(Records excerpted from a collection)
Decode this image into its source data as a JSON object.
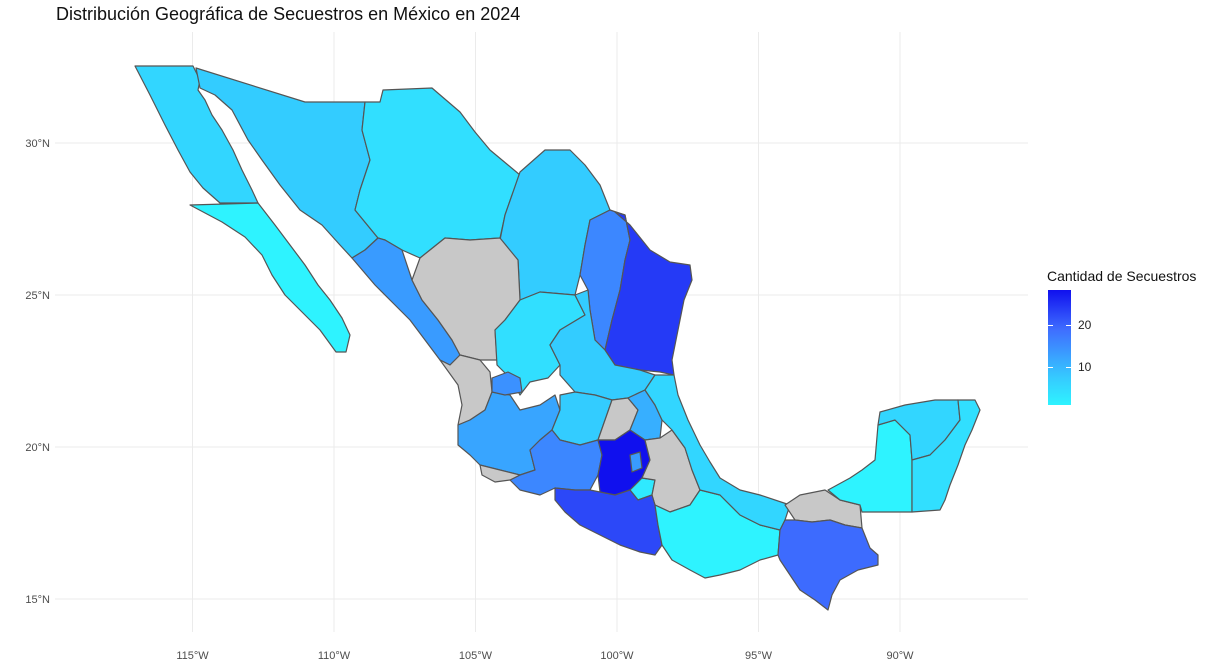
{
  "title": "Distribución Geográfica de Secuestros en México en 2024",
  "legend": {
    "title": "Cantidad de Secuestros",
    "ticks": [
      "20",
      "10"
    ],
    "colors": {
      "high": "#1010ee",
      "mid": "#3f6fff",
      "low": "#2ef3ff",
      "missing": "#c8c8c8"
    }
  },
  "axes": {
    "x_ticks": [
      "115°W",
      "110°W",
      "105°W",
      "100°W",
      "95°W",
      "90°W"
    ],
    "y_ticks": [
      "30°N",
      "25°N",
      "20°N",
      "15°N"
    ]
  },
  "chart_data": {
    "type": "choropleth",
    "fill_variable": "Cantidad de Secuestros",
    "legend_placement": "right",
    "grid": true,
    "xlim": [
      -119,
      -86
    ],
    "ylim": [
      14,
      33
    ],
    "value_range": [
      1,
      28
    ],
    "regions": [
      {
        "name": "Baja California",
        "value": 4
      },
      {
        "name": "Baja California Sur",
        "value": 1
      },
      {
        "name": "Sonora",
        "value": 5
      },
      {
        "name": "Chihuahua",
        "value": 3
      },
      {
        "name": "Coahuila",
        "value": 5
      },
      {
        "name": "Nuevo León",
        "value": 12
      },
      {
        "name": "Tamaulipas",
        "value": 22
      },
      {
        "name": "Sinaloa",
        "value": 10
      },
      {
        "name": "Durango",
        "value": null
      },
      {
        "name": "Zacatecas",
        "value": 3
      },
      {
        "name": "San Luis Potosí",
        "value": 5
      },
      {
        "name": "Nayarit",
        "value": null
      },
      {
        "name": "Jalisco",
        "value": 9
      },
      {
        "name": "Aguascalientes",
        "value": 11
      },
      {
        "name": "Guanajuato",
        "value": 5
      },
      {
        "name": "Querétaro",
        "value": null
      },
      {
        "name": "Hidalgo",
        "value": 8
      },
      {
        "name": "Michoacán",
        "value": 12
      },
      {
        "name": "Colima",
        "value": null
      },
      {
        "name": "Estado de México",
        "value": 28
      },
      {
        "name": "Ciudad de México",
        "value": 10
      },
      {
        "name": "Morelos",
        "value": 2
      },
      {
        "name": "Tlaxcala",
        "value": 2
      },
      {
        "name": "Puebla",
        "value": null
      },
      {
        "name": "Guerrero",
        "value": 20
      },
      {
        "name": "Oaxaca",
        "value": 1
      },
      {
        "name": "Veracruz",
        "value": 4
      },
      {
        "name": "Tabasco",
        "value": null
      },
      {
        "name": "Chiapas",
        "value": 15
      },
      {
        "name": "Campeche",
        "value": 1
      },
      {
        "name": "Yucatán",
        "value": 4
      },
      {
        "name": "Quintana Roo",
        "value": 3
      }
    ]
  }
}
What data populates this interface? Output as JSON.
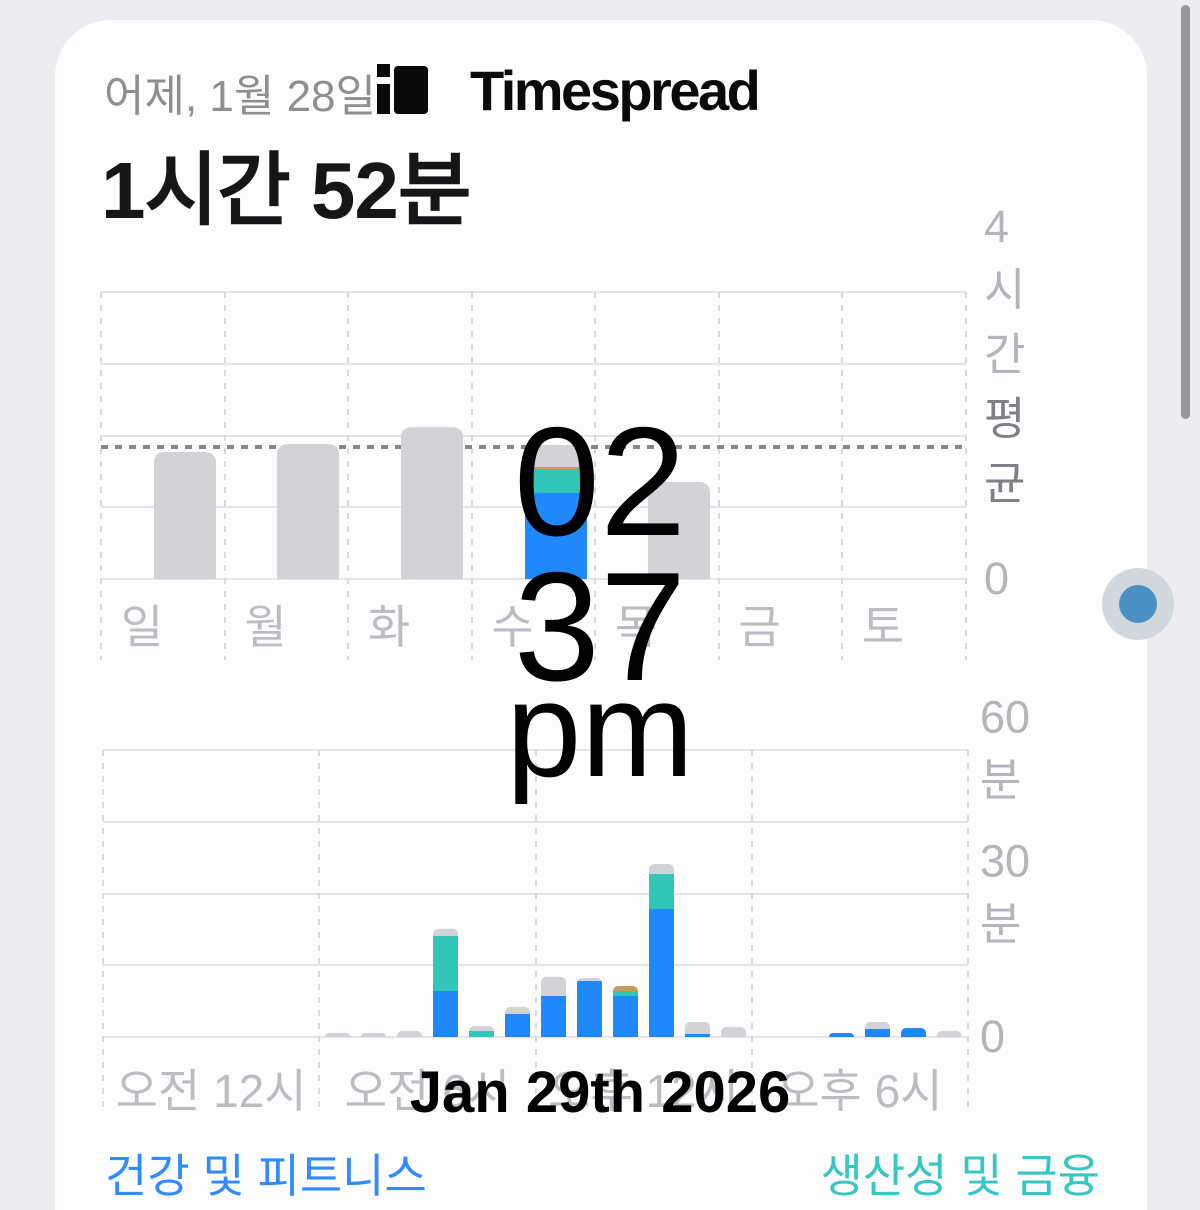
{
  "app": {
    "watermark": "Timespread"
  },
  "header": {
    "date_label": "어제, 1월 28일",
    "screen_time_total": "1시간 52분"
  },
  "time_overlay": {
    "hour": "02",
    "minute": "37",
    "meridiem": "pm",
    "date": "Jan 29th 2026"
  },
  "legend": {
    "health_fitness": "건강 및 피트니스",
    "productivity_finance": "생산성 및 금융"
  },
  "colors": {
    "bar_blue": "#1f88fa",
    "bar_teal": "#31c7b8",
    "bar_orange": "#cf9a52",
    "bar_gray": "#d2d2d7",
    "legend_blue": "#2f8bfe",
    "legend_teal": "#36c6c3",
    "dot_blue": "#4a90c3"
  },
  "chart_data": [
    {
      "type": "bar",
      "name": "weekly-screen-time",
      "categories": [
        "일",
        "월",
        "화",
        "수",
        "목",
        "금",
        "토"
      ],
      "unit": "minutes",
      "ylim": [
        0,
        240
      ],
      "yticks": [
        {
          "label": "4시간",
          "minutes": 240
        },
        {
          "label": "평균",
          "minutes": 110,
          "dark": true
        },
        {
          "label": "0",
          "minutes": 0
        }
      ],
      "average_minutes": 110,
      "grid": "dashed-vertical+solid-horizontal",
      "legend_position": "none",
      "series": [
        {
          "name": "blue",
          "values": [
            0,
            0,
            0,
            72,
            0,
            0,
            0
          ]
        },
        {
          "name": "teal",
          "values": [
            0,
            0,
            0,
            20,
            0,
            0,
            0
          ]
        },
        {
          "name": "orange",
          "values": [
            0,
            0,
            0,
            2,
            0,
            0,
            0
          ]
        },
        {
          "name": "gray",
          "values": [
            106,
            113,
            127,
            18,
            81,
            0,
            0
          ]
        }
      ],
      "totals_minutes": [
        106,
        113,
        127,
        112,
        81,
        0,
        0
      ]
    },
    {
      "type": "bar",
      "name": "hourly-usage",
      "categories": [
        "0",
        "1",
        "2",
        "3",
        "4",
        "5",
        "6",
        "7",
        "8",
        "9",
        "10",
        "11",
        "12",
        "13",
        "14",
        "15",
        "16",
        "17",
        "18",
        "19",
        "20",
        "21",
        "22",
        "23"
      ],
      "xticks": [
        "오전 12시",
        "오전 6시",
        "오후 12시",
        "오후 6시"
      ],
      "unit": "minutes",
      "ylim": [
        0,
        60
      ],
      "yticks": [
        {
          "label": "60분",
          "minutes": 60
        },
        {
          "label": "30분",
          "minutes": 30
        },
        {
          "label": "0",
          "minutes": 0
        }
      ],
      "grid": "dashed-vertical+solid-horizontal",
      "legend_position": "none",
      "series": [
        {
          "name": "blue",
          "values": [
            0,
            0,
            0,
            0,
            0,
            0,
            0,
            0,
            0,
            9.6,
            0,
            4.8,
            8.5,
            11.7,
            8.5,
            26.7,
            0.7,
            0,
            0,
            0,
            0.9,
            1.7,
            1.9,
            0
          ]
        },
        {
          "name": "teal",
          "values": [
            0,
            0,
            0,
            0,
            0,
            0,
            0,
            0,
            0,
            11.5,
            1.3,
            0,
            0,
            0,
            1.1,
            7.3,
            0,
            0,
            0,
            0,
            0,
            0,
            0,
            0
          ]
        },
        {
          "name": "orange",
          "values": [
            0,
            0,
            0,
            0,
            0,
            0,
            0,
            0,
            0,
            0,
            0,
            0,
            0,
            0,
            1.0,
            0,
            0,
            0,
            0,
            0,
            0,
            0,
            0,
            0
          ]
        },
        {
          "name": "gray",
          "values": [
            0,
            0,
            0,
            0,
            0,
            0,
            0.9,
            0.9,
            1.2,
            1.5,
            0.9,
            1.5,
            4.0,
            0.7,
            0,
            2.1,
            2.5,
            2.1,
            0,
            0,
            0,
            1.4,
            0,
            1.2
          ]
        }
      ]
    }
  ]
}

PROBLEM DESCRIPTION:
Repeat each entry exactly. Pictures do not belong in the copy.

SOLUTION:
Decode this image into its source data as a JSON object.
{
  "title": "Distribución Geográfica de Secuestros en México en 2024",
  "legend": {
    "title": "Cantidad de Secuestros",
    "ticks": [
      "20",
      "10"
    ],
    "colors": {
      "high": "#1010ee",
      "mid": "#3f6fff",
      "low": "#2ef3ff",
      "missing": "#c8c8c8"
    }
  },
  "axes": {
    "x_ticks": [
      "115°W",
      "110°W",
      "105°W",
      "100°W",
      "95°W",
      "90°W"
    ],
    "y_ticks": [
      "30°N",
      "25°N",
      "20°N",
      "15°N"
    ]
  },
  "chart_data": {
    "type": "choropleth",
    "fill_variable": "Cantidad de Secuestros",
    "legend_placement": "right",
    "grid": true,
    "xlim": [
      -119,
      -86
    ],
    "ylim": [
      14,
      33
    ],
    "value_range": [
      1,
      28
    ],
    "regions": [
      {
        "name": "Baja California",
        "value": 4
      },
      {
        "name": "Baja California Sur",
        "value": 1
      },
      {
        "name": "Sonora",
        "value": 5
      },
      {
        "name": "Chihuahua",
        "value": 3
      },
      {
        "name": "Coahuila",
        "value": 5
      },
      {
        "name": "Nuevo León",
        "value": 12
      },
      {
        "name": "Tamaulipas",
        "value": 22
      },
      {
        "name": "Sinaloa",
        "value": 10
      },
      {
        "name": "Durango",
        "value": null
      },
      {
        "name": "Zacatecas",
        "value": 3
      },
      {
        "name": "San Luis Potosí",
        "value": 5
      },
      {
        "name": "Nayarit",
        "value": null
      },
      {
        "name": "Jalisco",
        "value": 9
      },
      {
        "name": "Aguascalientes",
        "value": 11
      },
      {
        "name": "Guanajuato",
        "value": 5
      },
      {
        "name": "Querétaro",
        "value": null
      },
      {
        "name": "Hidalgo",
        "value": 8
      },
      {
        "name": "Michoacán",
        "value": 12
      },
      {
        "name": "Colima",
        "value": null
      },
      {
        "name": "Estado de México",
        "value": 28
      },
      {
        "name": "Ciudad de México",
        "value": 10
      },
      {
        "name": "Morelos",
        "value": 2
      },
      {
        "name": "Tlaxcala",
        "value": 2
      },
      {
        "name": "Puebla",
        "value": null
      },
      {
        "name": "Guerrero",
        "value": 20
      },
      {
        "name": "Oaxaca",
        "value": 1
      },
      {
        "name": "Veracruz",
        "value": 4
      },
      {
        "name": "Tabasco",
        "value": null
      },
      {
        "name": "Chiapas",
        "value": 15
      },
      {
        "name": "Campeche",
        "value": 1
      },
      {
        "name": "Yucatán",
        "value": 4
      },
      {
        "name": "Quintana Roo",
        "value": 3
      }
    ]
  }
}
What data populates this interface? Output as JSON.
{
  "app": {
    "watermark": "Timespread"
  },
  "header": {
    "date_label": "어제, 1월 28일",
    "screen_time_total": "1시간 52분"
  },
  "time_overlay": {
    "hour": "02",
    "minute": "37",
    "meridiem": "pm",
    "date": "Jan 29th 2026"
  },
  "legend": {
    "health_fitness": "건강 및 피트니스",
    "productivity_finance": "생산성 및 금융"
  },
  "colors": {
    "bar_blue": "#1f88fa",
    "bar_teal": "#31c7b8",
    "bar_orange": "#cf9a52",
    "bar_gray": "#d2d2d7",
    "legend_blue": "#2f8bfe",
    "legend_teal": "#36c6c3",
    "dot_blue": "#4a90c3"
  },
  "chart_data": [
    {
      "type": "bar",
      "name": "weekly-screen-time",
      "categories": [
        "일",
        "월",
        "화",
        "수",
        "목",
        "금",
        "토"
      ],
      "unit": "minutes",
      "ylim": [
        0,
        240
      ],
      "yticks": [
        {
          "label": "4시간",
          "minutes": 240
        },
        {
          "label": "평균",
          "minutes": 110,
          "dark": true
        },
        {
          "label": "0",
          "minutes": 0
        }
      ],
      "average_minutes": 110,
      "grid": "dashed-vertical+solid-horizontal",
      "legend_position": "none",
      "series": [
        {
          "name": "blue",
          "values": [
            0,
            0,
            0,
            72,
            0,
            0,
            0
          ]
        },
        {
          "name": "teal",
          "values": [
            0,
            0,
            0,
            20,
            0,
            0,
            0
          ]
        },
        {
          "name": "orange",
          "values": [
            0,
            0,
            0,
            2,
            0,
            0,
            0
          ]
        },
        {
          "name": "gray",
          "values": [
            106,
            113,
            127,
            18,
            81,
            0,
            0
          ]
        }
      ],
      "totals_minutes": [
        106,
        113,
        127,
        112,
        81,
        0,
        0
      ]
    },
    {
      "type": "bar",
      "name": "hourly-usage",
      "categories": [
        "0",
        "1",
        "2",
        "3",
        "4",
        "5",
        "6",
        "7",
        "8",
        "9",
        "10",
        "11",
        "12",
        "13",
        "14",
        "15",
        "16",
        "17",
        "18",
        "19",
        "20",
        "21",
        "22",
        "23"
      ],
      "xticks": [
        "오전 12시",
        "오전 6시",
        "오후 12시",
        "오후 6시"
      ],
      "unit": "minutes",
      "ylim": [
        0,
        60
      ],
      "yticks": [
        {
          "label": "60분",
          "minutes": 60
        },
        {
          "label": "30분",
          "minutes": 30
        },
        {
          "label": "0",
          "minutes": 0
        }
      ],
      "grid": "dashed-vertical+solid-horizontal",
      "legend_position": "none",
      "series": [
        {
          "name": "blue",
          "values": [
            0,
            0,
            0,
            0,
            0,
            0,
            0,
            0,
            0,
            9.6,
            0,
            4.8,
            8.5,
            11.7,
            8.5,
            26.7,
            0.7,
            0,
            0,
            0,
            0.9,
            1.7,
            1.9,
            0
          ]
        },
        {
          "name": "teal",
          "values": [
            0,
            0,
            0,
            0,
            0,
            0,
            0,
            0,
            0,
            11.5,
            1.3,
            0,
            0,
            0,
            1.1,
            7.3,
            0,
            0,
            0,
            0,
            0,
            0,
            0,
            0
          ]
        },
        {
          "name": "orange",
          "values": [
            0,
            0,
            0,
            0,
            0,
            0,
            0,
            0,
            0,
            0,
            0,
            0,
            0,
            0,
            1.0,
            0,
            0,
            0,
            0,
            0,
            0,
            0,
            0,
            0
          ]
        },
        {
          "name": "gray",
          "values": [
            0,
            0,
            0,
            0,
            0,
            0,
            0.9,
            0.9,
            1.2,
            1.5,
            0.9,
            1.5,
            4.0,
            0.7,
            0,
            2.1,
            2.5,
            2.1,
            0,
            0,
            0,
            1.4,
            0,
            1.2
          ]
        }
      ]
    }
  ]
}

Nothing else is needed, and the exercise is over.